Data records:
• • •

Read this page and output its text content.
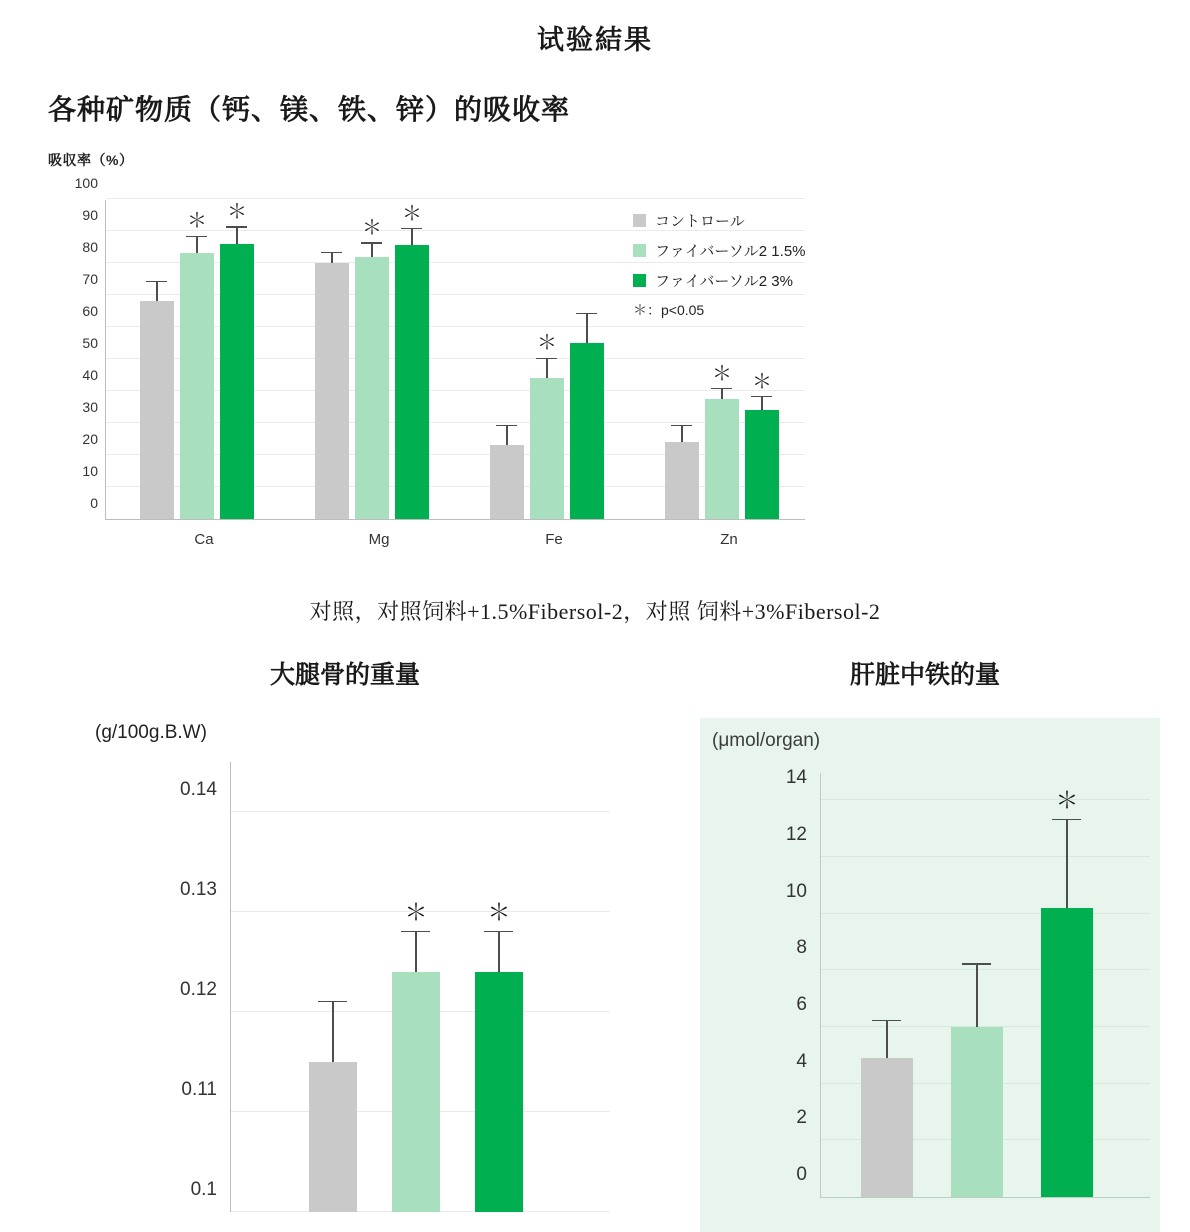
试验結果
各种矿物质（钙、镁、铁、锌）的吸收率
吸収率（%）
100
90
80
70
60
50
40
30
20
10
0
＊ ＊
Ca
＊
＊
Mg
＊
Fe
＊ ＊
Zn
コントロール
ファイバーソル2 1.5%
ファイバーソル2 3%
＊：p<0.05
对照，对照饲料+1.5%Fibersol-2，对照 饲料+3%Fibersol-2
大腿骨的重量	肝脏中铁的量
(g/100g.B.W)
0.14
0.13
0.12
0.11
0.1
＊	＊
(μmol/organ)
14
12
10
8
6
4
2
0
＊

• • •

* _Task details_
Restate each entry word for word, please, but drop any images it holds.

* _Task answer_
Read this page and output its text content.
试验結果
各种矿物质（钙、镁、铁、锌）的吸收率
吸収率（%）
100
90
80
70
60
50
40
30
20
10
0
＊ ＊
Ca
＊
＊
Mg
＊
Fe
＊ ＊
Zn
コントロール
ファイバーソル2 1.5%
ファイバーソル2 3%
＊：p<0.05
对照，对照饲料+1.5%Fibersol-2，对照 饲料+3%Fibersol-2
大腿骨的重量	肝脏中铁的量
(g/100g.B.W)
0.14
0.13
0.12
0.11
0.1
＊	＊
(μmol/organ)
14
12
10
8
6
4
2
0
＊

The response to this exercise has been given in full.